• [TASK PROMPT]
Where a line holds the word "grid", copy that line.

──────────

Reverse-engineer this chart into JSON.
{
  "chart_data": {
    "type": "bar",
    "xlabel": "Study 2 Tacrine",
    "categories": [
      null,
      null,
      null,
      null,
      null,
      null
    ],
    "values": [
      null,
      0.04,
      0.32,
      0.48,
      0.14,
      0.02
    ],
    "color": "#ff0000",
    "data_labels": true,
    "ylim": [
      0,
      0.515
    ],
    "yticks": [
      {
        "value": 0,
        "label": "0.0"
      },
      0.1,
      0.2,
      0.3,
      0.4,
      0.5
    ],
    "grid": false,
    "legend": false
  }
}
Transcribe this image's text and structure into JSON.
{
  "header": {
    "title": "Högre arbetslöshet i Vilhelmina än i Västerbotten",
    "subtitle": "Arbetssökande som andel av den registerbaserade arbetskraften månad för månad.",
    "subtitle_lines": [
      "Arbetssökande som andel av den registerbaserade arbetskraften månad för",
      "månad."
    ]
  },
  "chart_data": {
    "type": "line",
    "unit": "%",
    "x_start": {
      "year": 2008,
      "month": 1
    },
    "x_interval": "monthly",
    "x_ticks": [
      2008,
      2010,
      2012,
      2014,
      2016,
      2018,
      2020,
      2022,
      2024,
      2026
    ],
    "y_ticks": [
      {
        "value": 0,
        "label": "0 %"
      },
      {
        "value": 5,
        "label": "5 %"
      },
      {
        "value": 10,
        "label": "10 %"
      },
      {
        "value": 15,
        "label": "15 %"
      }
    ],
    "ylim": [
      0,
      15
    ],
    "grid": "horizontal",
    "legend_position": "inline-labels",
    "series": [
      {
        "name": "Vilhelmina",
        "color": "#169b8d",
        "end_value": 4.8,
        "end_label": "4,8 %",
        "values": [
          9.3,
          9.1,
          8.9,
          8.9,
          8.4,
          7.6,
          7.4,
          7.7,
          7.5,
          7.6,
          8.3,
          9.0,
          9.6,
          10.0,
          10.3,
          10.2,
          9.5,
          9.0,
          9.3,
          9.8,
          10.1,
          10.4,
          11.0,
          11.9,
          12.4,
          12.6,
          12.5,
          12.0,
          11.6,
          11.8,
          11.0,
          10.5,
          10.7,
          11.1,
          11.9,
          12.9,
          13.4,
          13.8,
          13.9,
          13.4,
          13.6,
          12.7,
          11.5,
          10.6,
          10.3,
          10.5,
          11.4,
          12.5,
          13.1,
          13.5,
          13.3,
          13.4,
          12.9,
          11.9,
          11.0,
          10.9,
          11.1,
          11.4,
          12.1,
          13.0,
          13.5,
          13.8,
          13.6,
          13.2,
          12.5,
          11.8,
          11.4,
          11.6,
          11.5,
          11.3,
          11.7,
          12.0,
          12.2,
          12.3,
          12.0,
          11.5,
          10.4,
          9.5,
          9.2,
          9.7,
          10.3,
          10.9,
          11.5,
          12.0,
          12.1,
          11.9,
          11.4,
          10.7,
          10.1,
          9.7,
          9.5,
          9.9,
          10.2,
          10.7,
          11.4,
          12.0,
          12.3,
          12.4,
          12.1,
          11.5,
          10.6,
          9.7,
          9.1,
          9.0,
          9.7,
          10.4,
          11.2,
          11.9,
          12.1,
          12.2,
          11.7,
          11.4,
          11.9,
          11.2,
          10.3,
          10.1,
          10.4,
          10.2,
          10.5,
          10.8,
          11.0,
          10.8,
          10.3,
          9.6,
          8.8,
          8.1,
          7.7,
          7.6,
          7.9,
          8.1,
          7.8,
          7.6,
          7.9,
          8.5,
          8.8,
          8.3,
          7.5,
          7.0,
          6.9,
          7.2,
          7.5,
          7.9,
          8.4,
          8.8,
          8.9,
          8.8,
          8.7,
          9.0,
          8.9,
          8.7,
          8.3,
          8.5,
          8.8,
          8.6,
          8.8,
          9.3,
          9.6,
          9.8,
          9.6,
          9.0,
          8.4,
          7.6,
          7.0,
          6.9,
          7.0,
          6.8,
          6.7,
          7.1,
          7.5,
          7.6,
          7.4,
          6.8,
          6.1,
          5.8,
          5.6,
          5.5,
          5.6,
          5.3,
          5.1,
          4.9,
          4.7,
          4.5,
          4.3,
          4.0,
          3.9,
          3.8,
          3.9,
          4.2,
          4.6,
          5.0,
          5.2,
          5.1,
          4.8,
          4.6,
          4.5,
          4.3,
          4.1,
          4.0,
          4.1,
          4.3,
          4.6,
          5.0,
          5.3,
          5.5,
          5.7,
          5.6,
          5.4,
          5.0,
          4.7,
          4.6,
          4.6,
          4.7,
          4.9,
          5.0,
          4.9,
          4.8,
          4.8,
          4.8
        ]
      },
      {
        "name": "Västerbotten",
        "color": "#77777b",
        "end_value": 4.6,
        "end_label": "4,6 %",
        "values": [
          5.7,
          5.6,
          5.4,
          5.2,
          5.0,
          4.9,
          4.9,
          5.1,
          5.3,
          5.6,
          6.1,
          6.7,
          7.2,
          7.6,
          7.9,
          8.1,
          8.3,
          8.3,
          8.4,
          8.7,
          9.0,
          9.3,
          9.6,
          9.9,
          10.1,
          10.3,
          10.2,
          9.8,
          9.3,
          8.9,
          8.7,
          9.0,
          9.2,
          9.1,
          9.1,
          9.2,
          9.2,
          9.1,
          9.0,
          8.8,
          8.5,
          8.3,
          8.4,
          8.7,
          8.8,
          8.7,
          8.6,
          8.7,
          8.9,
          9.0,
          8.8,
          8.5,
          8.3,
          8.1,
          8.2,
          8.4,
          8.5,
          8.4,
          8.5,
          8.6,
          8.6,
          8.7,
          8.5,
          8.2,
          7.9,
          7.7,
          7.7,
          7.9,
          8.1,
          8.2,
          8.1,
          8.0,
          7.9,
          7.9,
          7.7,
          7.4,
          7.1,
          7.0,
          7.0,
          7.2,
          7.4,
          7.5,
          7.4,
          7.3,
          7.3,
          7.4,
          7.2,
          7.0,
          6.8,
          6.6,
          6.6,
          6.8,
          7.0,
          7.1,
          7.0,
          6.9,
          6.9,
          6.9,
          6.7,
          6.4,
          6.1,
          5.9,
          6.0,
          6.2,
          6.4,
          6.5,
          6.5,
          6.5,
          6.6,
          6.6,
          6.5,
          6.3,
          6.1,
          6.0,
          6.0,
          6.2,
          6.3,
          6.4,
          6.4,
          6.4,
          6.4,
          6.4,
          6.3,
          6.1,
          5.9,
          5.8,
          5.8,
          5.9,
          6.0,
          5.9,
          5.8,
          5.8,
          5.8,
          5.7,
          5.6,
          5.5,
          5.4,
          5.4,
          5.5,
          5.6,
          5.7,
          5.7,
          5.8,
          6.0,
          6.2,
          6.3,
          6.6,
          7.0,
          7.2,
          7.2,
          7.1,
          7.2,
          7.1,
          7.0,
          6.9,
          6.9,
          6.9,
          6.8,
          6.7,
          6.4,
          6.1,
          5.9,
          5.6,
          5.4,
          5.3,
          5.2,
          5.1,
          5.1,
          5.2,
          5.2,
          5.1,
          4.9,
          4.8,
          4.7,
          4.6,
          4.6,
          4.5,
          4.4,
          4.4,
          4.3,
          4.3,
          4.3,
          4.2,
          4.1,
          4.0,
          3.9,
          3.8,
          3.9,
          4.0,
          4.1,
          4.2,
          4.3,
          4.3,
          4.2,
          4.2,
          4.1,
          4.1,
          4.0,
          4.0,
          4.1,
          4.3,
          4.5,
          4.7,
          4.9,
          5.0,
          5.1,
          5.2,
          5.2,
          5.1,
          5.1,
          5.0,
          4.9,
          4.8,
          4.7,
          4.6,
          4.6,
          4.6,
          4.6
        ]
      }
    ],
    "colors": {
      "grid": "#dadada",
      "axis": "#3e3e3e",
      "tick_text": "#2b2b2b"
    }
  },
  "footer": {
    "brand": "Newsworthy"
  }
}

──────────

• [ANSWER TO THIS TASK]
    "grid": false,
    "grid": "horizontal",
      "grid": "#dadada",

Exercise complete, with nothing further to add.